-- Start Record set --

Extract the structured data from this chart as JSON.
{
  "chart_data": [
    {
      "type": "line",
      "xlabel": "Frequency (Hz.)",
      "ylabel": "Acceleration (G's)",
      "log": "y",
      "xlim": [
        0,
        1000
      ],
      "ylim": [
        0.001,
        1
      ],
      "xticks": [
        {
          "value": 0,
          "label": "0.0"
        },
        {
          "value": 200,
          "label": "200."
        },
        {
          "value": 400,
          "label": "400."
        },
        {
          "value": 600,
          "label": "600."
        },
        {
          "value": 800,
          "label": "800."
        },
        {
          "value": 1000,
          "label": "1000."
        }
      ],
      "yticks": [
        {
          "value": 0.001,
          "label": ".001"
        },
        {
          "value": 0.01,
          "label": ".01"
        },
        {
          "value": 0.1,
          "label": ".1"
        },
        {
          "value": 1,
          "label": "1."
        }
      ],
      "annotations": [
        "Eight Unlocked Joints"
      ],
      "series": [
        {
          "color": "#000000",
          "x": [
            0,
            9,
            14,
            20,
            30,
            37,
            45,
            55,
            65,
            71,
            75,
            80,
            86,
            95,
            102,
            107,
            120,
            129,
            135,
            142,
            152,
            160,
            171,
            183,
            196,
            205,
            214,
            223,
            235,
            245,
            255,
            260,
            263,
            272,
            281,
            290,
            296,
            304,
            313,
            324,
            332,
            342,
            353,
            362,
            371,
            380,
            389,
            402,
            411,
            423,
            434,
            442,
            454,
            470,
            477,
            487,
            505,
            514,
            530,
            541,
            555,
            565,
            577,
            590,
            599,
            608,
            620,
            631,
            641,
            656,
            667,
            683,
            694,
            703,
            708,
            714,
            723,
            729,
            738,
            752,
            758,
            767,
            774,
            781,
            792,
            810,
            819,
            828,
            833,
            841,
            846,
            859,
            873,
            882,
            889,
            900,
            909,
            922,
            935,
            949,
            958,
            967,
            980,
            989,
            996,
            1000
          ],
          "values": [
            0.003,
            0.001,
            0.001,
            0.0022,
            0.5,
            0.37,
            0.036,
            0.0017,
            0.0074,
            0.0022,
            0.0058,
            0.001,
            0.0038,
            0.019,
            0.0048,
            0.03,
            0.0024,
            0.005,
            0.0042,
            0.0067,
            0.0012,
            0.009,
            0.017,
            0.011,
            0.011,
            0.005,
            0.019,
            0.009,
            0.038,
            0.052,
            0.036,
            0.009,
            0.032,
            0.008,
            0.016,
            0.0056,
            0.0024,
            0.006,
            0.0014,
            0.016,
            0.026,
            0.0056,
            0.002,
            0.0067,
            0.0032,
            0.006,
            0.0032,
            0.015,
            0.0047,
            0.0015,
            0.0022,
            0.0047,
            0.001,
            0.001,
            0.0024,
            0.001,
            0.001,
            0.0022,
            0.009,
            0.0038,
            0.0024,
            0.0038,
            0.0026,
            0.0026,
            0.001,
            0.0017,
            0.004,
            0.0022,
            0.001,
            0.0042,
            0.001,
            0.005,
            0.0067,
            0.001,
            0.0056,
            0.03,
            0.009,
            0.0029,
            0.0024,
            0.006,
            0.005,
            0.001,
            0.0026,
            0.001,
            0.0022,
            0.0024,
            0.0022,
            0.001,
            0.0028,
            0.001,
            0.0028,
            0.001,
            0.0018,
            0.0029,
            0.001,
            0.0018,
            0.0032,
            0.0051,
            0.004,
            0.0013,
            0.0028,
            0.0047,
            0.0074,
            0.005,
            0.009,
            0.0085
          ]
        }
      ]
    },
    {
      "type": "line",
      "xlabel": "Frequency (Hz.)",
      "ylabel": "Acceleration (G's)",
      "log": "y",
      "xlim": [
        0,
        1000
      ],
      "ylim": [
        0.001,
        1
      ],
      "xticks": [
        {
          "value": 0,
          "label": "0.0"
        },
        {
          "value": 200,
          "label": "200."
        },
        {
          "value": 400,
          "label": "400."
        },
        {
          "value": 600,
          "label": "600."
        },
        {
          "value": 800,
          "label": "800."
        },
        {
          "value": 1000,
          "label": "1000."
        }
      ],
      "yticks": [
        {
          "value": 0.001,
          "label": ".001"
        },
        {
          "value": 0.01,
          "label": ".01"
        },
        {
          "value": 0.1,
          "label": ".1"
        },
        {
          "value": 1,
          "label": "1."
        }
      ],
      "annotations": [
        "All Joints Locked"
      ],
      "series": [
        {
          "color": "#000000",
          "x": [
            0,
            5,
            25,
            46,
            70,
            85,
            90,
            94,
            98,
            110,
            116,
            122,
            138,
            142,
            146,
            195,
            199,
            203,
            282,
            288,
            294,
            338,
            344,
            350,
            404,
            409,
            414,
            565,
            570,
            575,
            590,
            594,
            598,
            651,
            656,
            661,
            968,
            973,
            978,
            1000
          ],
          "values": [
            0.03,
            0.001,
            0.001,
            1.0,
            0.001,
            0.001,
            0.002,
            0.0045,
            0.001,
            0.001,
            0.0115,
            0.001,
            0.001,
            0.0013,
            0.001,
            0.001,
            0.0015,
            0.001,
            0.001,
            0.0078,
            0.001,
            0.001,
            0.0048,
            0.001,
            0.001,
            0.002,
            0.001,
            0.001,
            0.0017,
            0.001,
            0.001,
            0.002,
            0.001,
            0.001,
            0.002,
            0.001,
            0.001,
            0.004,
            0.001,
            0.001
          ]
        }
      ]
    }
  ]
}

-- End Record set --

**Given problem:**
Generate an exact reproduction of all entries.

**Solution:**
Extract the structured data from this chart as JSON.
{
  "chart_data": [
    {
      "type": "line",
      "xlabel": "Frequency (Hz.)",
      "ylabel": "Acceleration (G's)",
      "log": "y",
      "xlim": [
        0,
        1000
      ],
      "ylim": [
        0.001,
        1
      ],
      "xticks": [
        {
          "value": 0,
          "label": "0.0"
        },
        {
          "value": 200,
          "label": "200."
        },
        {
          "value": 400,
          "label": "400."
        },
        {
          "value": 600,
          "label": "600."
        },
        {
          "value": 800,
          "label": "800."
        },
        {
          "value": 1000,
          "label": "1000."
        }
      ],
      "yticks": [
        {
          "value": 0.001,
          "label": ".001"
        },
        {
          "value": 0.01,
          "label": ".01"
        },
        {
          "value": 0.1,
          "label": ".1"
        },
        {
          "value": 1,
          "label": "1."
        }
      ],
      "annotations": [
        "Eight Unlocked Joints"
      ],
      "series": [
        {
          "color": "#000000",
          "x": [
            0,
            9,
            14,
            20,
            30,
            37,
            45,
            55,
            65,
            71,
            75,
            80,
            86,
            95,
            102,
            107,
            120,
            129,
            135,
            142,
            152,
            160,
            171,
            183,
            196,
            205,
            214,
            223,
            235,
            245,
            255,
            260,
            263,
            272,
            281,
            290,
            296,
            304,
            313,
            324,
            332,
            342,
            353,
            362,
            371,
            380,
            389,
            402,
            411,
            423,
            434,
            442,
            454,
            470,
            477,
            487,
            505,
            514,
            530,
            541,
            555,
            565,
            577,
            590,
            599,
            608,
            620,
            631,
            641,
            656,
            667,
            683,
            694,
            703,
            708,
            714,
            723,
            729,
            738,
            752,
            758,
            767,
            774,
            781,
            792,
            810,
            819,
            828,
            833,
            841,
            846,
            859,
            873,
            882,
            889,
            900,
            909,
            922,
            935,
            949,
            958,
            967,
            980,
            989,
            996,
            1000
          ],
          "values": [
            0.003,
            0.001,
            0.001,
            0.0022,
            0.5,
            0.37,
            0.036,
            0.0017,
            0.0074,
            0.0022,
            0.0058,
            0.001,
            0.0038,
            0.019,
            0.0048,
            0.03,
            0.0024,
            0.005,
            0.0042,
            0.0067,
            0.0012,
            0.009,
            0.017,
            0.011,
            0.011,
            0.005,
            0.019,
            0.009,
            0.038,
            0.052,
            0.036,
            0.009,
            0.032,
            0.008,
            0.016,
            0.0056,
            0.0024,
            0.006,
            0.0014,
            0.016,
            0.026,
            0.0056,
            0.002,
            0.0067,
            0.0032,
            0.006,
            0.0032,
            0.015,
            0.0047,
            0.0015,
            0.0022,
            0.0047,
            0.001,
            0.001,
            0.0024,
            0.001,
            0.001,
            0.0022,
            0.009,
            0.0038,
            0.0024,
            0.0038,
            0.0026,
            0.0026,
            0.001,
            0.0017,
            0.004,
            0.0022,
            0.001,
            0.0042,
            0.001,
            0.005,
            0.0067,
            0.001,
            0.0056,
            0.03,
            0.009,
            0.0029,
            0.0024,
            0.006,
            0.005,
            0.001,
            0.0026,
            0.001,
            0.0022,
            0.0024,
            0.0022,
            0.001,
            0.0028,
            0.001,
            0.0028,
            0.001,
            0.0018,
            0.0029,
            0.001,
            0.0018,
            0.0032,
            0.0051,
            0.004,
            0.0013,
            0.0028,
            0.0047,
            0.0074,
            0.005,
            0.009,
            0.0085
          ]
        }
      ]
    },
    {
      "type": "line",
      "xlabel": "Frequency (Hz.)",
      "ylabel": "Acceleration (G's)",
      "log": "y",
      "xlim": [
        0,
        1000
      ],
      "ylim": [
        0.001,
        1
      ],
      "xticks": [
        {
          "value": 0,
          "label": "0.0"
        },
        {
          "value": 200,
          "label": "200."
        },
        {
          "value": 400,
          "label": "400."
        },
        {
          "value": 600,
          "label": "600."
        },
        {
          "value": 800,
          "label": "800."
        },
        {
          "value": 1000,
          "label": "1000."
        }
      ],
      "yticks": [
        {
          "value": 0.001,
          "label": ".001"
        },
        {
          "value": 0.01,
          "label": ".01"
        },
        {
          "value": 0.1,
          "label": ".1"
        },
        {
          "value": 1,
          "label": "1."
        }
      ],
      "annotations": [
        "All Joints Locked"
      ],
      "series": [
        {
          "color": "#000000",
          "x": [
            0,
            5,
            25,
            46,
            70,
            85,
            90,
            94,
            98,
            110,
            116,
            122,
            138,
            142,
            146,
            195,
            199,
            203,
            282,
            288,
            294,
            338,
            344,
            350,
            404,
            409,
            414,
            565,
            570,
            575,
            590,
            594,
            598,
            651,
            656,
            661,
            968,
            973,
            978,
            1000
          ],
          "values": [
            0.03,
            0.001,
            0.001,
            1.0,
            0.001,
            0.001,
            0.002,
            0.0045,
            0.001,
            0.001,
            0.0115,
            0.001,
            0.001,
            0.0013,
            0.001,
            0.001,
            0.0015,
            0.001,
            0.001,
            0.0078,
            0.001,
            0.001,
            0.0048,
            0.001,
            0.001,
            0.002,
            0.001,
            0.001,
            0.0017,
            0.001,
            0.001,
            0.002,
            0.001,
            0.001,
            0.002,
            0.001,
            0.001,
            0.004,
            0.001,
            0.001
          ]
        }
      ]
    }
  ]
}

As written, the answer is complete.